● Task directions
Pick out the lines below that contain the string "instances" and copy them all.

(Items from a dataset)
┏━━
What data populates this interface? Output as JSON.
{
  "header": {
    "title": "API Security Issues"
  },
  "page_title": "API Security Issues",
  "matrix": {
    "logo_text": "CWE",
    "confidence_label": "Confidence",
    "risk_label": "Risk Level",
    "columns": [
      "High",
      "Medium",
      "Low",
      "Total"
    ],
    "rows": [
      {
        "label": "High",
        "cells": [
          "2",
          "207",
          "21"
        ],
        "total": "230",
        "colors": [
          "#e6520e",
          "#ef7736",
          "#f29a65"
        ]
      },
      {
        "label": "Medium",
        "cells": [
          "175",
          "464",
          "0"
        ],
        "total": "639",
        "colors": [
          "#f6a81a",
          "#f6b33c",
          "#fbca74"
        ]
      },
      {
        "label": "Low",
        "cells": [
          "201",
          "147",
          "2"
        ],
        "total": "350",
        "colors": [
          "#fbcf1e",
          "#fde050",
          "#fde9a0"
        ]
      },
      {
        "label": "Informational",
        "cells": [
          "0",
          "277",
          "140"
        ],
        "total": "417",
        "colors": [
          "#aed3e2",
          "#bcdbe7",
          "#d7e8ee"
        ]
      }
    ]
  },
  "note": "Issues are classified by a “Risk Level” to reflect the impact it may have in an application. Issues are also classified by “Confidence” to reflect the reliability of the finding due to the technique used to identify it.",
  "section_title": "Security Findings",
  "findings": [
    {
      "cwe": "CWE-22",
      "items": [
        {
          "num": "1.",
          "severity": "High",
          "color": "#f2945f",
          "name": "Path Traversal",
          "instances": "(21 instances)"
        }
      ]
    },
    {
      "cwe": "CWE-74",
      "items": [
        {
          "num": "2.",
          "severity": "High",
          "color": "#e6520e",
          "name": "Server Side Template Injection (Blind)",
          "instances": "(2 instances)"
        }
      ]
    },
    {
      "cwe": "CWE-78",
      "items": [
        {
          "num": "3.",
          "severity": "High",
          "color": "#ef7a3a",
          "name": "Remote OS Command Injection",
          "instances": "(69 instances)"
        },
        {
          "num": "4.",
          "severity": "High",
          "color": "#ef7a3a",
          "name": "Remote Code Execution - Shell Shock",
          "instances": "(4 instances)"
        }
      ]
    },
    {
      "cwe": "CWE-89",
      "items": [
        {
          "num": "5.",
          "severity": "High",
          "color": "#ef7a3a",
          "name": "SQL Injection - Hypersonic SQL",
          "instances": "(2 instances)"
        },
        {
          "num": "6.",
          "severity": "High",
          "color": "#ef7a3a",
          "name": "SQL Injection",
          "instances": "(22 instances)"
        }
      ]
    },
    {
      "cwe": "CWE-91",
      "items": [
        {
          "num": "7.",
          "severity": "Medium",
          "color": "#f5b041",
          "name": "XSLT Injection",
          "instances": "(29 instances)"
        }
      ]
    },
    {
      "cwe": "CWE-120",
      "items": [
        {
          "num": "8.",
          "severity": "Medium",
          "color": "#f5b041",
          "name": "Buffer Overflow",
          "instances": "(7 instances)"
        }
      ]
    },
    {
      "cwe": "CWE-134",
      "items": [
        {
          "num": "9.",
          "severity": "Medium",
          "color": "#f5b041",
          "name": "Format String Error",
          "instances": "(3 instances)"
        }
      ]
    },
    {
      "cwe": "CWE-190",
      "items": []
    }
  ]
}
┗━━
● Solution to this task
          "instances": "(21 instances)"
          "instances": "(2 instances)"
          "instances": "(69 instances)"
          "instances": "(4 instances)"
          "instances": "(2 instances)"
          "instances": "(22 instances)"
          "instances": "(29 instances)"
          "instances": "(7 instances)"
          "instances": "(3 instances)"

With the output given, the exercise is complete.